* Start ENTRIES SUPPLIED *
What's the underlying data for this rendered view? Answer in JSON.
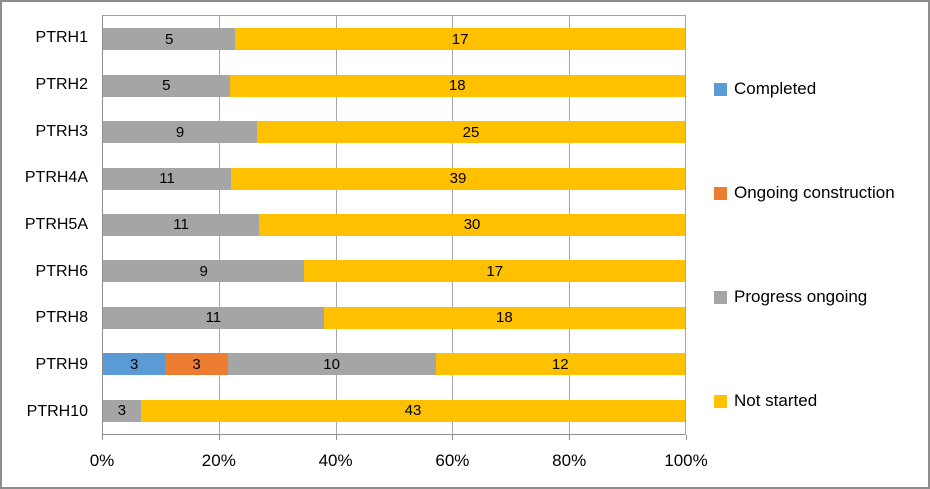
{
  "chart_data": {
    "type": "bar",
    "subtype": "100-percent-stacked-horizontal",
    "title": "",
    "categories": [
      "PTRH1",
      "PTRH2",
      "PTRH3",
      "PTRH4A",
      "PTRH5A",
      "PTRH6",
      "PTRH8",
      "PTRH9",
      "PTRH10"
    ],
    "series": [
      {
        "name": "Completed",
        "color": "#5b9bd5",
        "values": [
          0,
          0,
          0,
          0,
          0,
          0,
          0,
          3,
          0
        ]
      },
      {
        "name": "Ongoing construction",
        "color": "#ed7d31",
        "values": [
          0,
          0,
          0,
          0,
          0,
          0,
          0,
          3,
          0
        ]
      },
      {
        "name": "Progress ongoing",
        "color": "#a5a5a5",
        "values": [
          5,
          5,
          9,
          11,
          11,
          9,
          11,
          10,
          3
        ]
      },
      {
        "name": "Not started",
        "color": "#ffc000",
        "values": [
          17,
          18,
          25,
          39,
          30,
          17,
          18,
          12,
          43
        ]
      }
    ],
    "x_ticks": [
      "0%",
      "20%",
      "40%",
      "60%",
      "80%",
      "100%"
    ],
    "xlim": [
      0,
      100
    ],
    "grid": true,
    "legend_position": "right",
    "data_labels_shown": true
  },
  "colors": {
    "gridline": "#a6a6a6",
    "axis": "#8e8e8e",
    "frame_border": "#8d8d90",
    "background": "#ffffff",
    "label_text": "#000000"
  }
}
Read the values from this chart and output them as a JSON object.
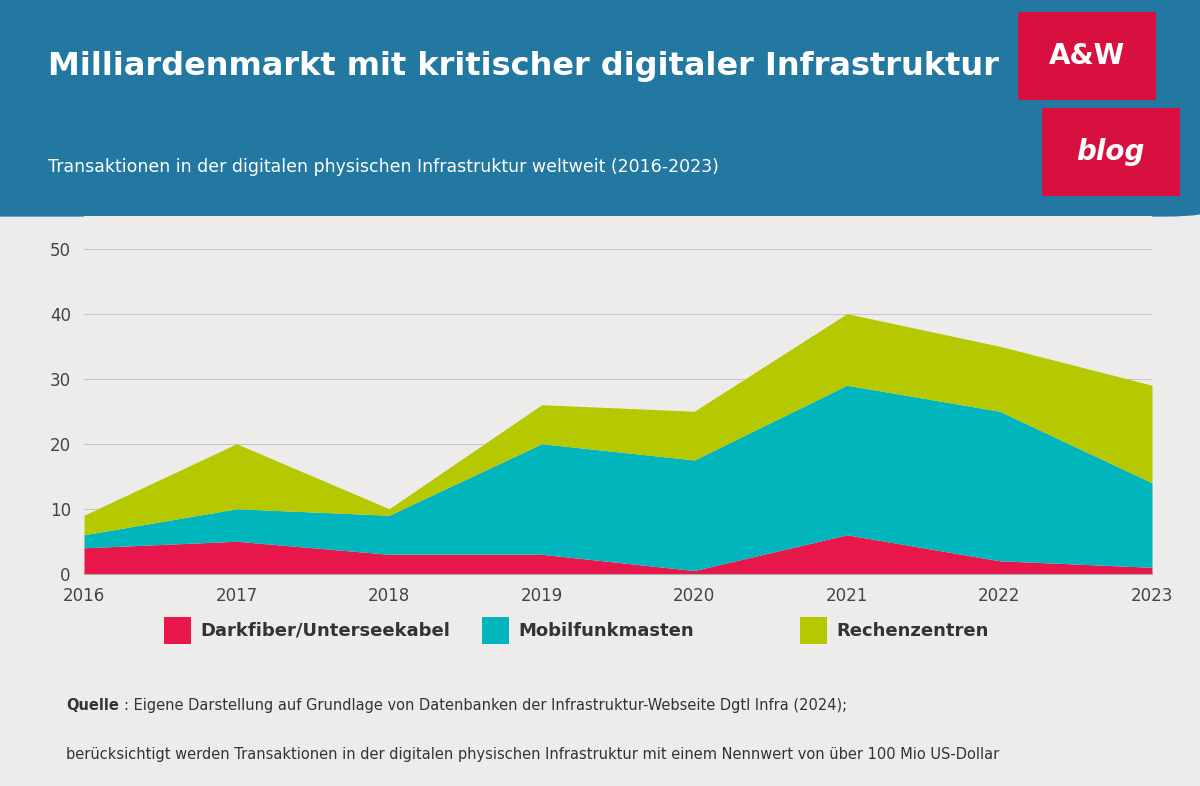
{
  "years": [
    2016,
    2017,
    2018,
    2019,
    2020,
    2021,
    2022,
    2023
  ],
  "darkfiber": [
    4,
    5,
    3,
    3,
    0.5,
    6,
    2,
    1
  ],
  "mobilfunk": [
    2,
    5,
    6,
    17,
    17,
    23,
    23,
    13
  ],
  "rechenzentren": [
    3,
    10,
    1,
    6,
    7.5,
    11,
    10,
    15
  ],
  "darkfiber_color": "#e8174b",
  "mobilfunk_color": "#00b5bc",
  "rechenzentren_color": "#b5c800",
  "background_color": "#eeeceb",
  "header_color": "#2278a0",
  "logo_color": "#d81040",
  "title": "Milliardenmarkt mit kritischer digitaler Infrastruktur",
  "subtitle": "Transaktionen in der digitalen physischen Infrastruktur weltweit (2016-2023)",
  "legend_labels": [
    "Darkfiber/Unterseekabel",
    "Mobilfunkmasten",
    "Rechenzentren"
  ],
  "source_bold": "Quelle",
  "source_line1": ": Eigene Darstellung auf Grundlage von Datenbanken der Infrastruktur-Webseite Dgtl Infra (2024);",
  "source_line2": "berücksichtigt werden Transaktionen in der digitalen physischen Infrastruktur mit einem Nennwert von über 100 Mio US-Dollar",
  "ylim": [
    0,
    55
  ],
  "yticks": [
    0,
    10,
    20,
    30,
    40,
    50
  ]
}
* End ENTRIES SUPPLIED *
### TASK BRIEF
With the pictures left out, write out exactly the lines from the line containing "Read the values" through the final line.

### WRITTEN RESPONSE
Read the values from this chart and output them as a JSON object.
{
  "years": [
    2016,
    2017,
    2018,
    2019,
    2020,
    2021,
    2022,
    2023
  ],
  "darkfiber": [
    4,
    5,
    3,
    3,
    0.5,
    6,
    2,
    1
  ],
  "mobilfunk": [
    2,
    5,
    6,
    17,
    17,
    23,
    23,
    13
  ],
  "rechenzentren": [
    3,
    10,
    1,
    6,
    7.5,
    11,
    10,
    15
  ],
  "darkfiber_color": "#e8174b",
  "mobilfunk_color": "#00b5bc",
  "rechenzentren_color": "#b5c800",
  "background_color": "#eeeceb",
  "header_color": "#2278a0",
  "logo_color": "#d81040",
  "title": "Milliardenmarkt mit kritischer digitaler Infrastruktur",
  "subtitle": "Transaktionen in der digitalen physischen Infrastruktur weltweit (2016-2023)",
  "legend_labels": [
    "Darkfiber/Unterseekabel",
    "Mobilfunkmasten",
    "Rechenzentren"
  ],
  "source_bold": "Quelle",
  "source_line1": ": Eigene Darstellung auf Grundlage von Datenbanken der Infrastruktur-Webseite Dgtl Infra (2024);",
  "source_line2": "berücksichtigt werden Transaktionen in der digitalen physischen Infrastruktur mit einem Nennwert von über 100 Mio US-Dollar",
  "ylim": [
    0,
    55
  ],
  "yticks": [
    0,
    10,
    20,
    30,
    40,
    50
  ]
}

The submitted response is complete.